WHAT IS EXPECTED: Return each line containing "JSON".

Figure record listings

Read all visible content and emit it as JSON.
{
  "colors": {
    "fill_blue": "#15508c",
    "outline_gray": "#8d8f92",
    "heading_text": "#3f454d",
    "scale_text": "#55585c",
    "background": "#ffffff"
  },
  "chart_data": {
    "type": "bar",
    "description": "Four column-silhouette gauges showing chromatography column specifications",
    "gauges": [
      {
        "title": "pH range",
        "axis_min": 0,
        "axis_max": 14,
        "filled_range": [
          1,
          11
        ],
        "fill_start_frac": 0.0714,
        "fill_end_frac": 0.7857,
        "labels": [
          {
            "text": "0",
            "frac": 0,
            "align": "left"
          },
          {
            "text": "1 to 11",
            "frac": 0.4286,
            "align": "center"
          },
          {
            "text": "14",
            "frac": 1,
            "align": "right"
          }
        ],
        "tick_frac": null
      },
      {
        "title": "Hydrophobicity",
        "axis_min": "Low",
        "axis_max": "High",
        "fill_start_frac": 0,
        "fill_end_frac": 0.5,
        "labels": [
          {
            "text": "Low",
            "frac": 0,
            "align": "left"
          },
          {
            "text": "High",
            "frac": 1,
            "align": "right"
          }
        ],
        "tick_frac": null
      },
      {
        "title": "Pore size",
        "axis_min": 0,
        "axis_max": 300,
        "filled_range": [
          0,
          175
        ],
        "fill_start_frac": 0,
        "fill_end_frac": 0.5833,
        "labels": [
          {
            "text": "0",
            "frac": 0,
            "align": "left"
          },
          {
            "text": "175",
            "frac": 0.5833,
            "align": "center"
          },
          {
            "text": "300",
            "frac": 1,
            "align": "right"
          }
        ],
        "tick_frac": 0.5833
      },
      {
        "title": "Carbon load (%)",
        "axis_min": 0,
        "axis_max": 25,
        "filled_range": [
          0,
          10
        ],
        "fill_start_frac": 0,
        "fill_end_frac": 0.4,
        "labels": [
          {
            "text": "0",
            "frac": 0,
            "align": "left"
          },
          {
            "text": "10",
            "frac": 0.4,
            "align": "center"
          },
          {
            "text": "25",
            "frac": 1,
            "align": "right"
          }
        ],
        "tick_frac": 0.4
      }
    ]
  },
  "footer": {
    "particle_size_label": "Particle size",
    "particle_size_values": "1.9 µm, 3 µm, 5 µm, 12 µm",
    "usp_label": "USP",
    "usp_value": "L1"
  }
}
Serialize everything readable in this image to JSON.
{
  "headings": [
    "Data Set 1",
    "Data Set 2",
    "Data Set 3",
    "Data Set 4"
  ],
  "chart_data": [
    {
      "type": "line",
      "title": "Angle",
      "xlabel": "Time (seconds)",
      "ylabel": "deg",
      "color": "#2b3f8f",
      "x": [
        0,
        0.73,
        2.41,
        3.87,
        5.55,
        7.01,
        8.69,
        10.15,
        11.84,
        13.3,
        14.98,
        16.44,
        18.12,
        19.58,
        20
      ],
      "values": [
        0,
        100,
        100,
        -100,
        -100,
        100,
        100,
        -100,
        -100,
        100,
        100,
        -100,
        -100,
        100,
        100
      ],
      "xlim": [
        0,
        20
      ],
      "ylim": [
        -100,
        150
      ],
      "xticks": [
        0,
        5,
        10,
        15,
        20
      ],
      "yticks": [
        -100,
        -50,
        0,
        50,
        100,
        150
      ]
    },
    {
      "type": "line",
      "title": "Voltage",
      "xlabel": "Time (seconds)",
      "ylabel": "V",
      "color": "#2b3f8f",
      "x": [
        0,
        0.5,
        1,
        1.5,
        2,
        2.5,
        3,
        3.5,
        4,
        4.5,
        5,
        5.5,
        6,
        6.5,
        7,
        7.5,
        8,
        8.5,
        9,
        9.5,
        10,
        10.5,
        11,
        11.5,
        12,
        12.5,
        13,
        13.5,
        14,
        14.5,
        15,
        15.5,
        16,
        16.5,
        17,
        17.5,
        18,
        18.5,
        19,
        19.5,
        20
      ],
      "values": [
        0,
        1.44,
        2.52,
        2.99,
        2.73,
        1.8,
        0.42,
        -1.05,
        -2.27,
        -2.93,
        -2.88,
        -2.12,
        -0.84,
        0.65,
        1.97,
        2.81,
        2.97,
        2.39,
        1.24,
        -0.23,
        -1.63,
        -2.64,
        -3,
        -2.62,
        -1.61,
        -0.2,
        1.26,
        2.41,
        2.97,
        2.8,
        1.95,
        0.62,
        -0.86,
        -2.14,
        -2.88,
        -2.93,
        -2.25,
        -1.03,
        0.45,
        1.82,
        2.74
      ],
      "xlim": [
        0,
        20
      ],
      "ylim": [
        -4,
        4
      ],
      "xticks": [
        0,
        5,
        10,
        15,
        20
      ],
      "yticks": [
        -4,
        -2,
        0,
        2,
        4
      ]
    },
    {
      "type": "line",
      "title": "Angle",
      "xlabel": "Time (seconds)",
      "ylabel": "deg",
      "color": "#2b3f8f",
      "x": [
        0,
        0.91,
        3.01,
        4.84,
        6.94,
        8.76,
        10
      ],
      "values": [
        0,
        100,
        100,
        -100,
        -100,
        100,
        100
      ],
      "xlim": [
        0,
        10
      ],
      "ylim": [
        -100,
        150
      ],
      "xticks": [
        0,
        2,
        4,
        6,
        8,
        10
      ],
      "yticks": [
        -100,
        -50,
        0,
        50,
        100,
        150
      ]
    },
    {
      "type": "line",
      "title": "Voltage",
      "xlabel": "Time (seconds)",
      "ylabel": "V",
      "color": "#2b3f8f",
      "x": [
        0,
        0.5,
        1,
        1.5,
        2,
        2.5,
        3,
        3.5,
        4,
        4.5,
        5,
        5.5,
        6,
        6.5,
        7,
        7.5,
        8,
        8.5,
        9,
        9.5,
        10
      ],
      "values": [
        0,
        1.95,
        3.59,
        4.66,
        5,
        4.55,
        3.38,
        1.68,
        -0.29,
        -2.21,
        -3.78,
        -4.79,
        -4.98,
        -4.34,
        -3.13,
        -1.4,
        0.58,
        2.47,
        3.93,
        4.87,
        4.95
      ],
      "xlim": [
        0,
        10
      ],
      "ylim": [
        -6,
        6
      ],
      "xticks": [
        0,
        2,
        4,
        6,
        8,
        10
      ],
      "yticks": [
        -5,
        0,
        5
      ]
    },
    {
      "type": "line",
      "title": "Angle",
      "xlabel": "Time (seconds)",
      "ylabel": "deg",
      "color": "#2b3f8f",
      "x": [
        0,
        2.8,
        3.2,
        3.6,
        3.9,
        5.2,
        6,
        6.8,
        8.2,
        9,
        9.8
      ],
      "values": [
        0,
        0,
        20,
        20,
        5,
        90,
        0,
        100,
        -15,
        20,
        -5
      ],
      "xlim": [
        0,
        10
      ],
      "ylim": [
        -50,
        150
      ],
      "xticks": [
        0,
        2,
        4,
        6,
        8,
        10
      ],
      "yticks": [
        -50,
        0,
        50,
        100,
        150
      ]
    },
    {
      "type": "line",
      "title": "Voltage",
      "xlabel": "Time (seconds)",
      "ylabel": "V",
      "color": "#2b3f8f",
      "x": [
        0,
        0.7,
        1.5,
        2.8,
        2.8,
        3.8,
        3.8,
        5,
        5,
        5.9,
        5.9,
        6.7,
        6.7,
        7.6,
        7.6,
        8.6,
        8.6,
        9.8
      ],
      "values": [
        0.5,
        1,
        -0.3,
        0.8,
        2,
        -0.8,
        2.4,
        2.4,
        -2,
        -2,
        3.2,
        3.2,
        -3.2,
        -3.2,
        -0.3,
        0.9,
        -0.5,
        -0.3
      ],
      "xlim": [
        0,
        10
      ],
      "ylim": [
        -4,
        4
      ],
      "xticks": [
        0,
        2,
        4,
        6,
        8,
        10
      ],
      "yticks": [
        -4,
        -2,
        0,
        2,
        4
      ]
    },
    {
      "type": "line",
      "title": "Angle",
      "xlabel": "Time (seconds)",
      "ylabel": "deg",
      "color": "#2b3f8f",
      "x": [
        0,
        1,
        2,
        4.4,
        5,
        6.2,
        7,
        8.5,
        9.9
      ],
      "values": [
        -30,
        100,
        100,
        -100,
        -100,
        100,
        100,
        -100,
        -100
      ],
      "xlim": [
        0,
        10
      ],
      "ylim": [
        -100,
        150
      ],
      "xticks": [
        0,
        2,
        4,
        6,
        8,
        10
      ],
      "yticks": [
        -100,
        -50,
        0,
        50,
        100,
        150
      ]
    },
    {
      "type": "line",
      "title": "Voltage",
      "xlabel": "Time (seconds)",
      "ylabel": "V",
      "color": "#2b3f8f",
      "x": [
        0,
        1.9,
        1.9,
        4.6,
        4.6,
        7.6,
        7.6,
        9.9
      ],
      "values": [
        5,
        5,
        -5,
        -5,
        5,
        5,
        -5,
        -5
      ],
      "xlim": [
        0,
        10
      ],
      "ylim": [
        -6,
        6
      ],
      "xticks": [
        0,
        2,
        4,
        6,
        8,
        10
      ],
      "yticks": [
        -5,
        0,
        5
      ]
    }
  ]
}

EXERCISE SOLUTION:
Read all visible content and emit it as JSON.
Serialize everything readable in this image to JSON.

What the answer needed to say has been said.